- TASK DIRECTIONS -
Find the lines holding "totum" and copy them.

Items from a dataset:
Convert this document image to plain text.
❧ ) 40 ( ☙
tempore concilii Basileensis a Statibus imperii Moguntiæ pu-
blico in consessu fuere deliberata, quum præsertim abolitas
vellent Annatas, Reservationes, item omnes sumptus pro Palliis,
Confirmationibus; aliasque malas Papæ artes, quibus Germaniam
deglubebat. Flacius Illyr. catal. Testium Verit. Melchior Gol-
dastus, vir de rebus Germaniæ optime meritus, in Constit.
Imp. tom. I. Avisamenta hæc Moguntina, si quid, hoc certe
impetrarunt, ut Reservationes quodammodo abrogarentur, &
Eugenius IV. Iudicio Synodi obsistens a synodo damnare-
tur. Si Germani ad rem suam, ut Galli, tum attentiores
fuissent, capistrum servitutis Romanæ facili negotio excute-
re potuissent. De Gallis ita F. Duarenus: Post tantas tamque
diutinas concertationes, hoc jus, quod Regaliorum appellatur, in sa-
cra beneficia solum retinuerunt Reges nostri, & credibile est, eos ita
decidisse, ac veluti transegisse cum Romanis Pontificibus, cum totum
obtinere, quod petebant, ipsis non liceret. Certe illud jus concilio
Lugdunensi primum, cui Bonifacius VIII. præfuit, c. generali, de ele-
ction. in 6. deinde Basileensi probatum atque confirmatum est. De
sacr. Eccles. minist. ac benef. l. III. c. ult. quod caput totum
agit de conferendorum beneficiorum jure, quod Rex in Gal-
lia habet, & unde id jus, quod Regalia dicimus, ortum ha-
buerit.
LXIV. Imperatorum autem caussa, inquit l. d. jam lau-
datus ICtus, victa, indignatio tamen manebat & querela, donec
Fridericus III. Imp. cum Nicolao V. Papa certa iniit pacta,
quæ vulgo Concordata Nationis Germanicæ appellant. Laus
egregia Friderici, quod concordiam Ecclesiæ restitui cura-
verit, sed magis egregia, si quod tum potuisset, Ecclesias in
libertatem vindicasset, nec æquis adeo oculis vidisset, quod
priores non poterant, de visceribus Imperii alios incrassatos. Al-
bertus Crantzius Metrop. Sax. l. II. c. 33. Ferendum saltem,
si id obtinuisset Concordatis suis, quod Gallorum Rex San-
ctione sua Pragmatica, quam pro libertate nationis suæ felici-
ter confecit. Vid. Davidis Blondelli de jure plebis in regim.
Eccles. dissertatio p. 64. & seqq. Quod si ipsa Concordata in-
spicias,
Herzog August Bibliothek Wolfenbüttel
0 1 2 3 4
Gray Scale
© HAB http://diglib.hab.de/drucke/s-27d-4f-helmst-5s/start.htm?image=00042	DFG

- FULL RESPONSE -
decidisse, ac veluti transegisse cum Romanis Pontificibus, cum totum
sacr. Eccles. minist. ac benef. l. III. c. ult. quod caput totum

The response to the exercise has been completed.